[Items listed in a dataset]
□ □ □ □
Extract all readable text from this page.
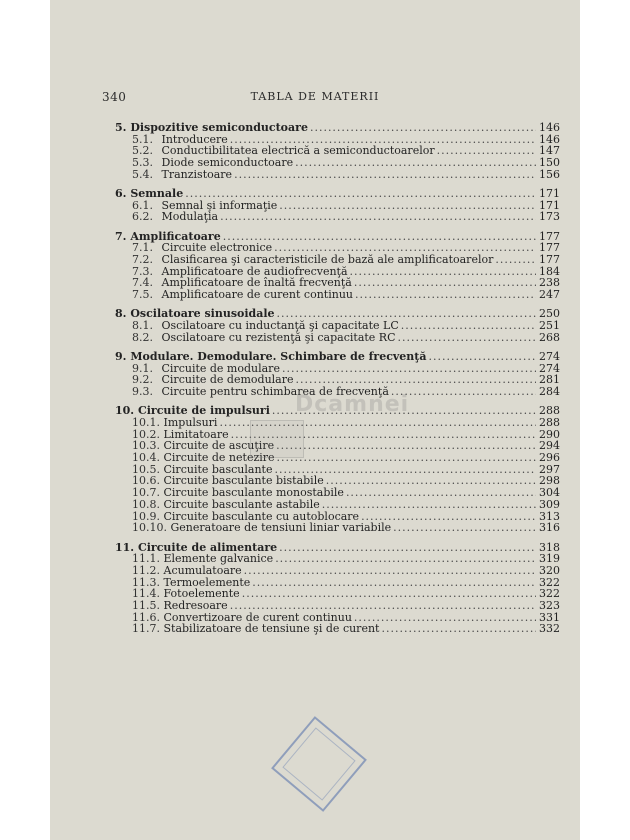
340	TABLA DE MATERII
5. Dispozitive semiconductoare .....	146
5.1. Introducere .....	146
5.2. Conductibilitatea electrică a semiconductoarelor .....	147
5.3. Diode semiconductoare .....	150
5.4. Tranzistoare .....	156
6. Semnale .....	171
6.1. Semnal şi informaţie .....	171
6.2. Modulaţia .....	173
7. Amplificatoare .....	177
7.1. Circuite electronice .....	177
7.2. Clasificarea şi caracteristicile de bază ale amplificatoarelor .....	177
7.3. Amplificatoare de audiofrecvenţă .....	184
7.4. Amplificatoare de înaltă frecvenţă .....	238
7.5. Amplificatoare de curent continuu .....	247
8. Oscilatoare sinusoidale .....	250
8.1. Oscilatoare cu inductanţă şi capacitate LC .....	251
8.2. Oscilatoare cu rezistenţă şi capacitate RC .....	268
9. Modulare. Demodulare. Schimbare de frecvenţă .....	274
9.1. Circuite de modulare .....	274
9.2. Circuite de demodulare .....	281
9.3. Circuite pentru schimbarea de frecvenţă .....	284
10. Circuite de impulsuri .....	288
10.1. Impulsuri .....	288
10.2. Limitatoare .....	290
10.3. Circuite de ascuţire .....	294
10.4. Circuite de netezire .....	296
10.5. Circuite basculante .....	297
10.6. Circuite basculante bistabile .....	298
10.7. Circuite basculante monostabile .....	304
10.8. Circuite basculante astabile .....	309
10.9. Circuite basculante cu autoblocare .....	313
10.10. Generatoare de tensiuni liniar variabile .....	316
11. Circuite de alimentare .....	318
11.1. Elemente galvanice .....	319
11.2. Acumulatoare .....	320
11.3. Termoelemente .....	322
11.4. Fotoelemente .....	322
11.5. Redresoare .....	323
11.6. Convertizoare de curent continuu .....	331
11.7. Stabilizatoare de tensiune şi de curent .....	332
Dcamnei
□ □ □ □
■ **What to work on**
State how many lines of the data include the word "continuu", with nothing else.

■ **Expected answer**
2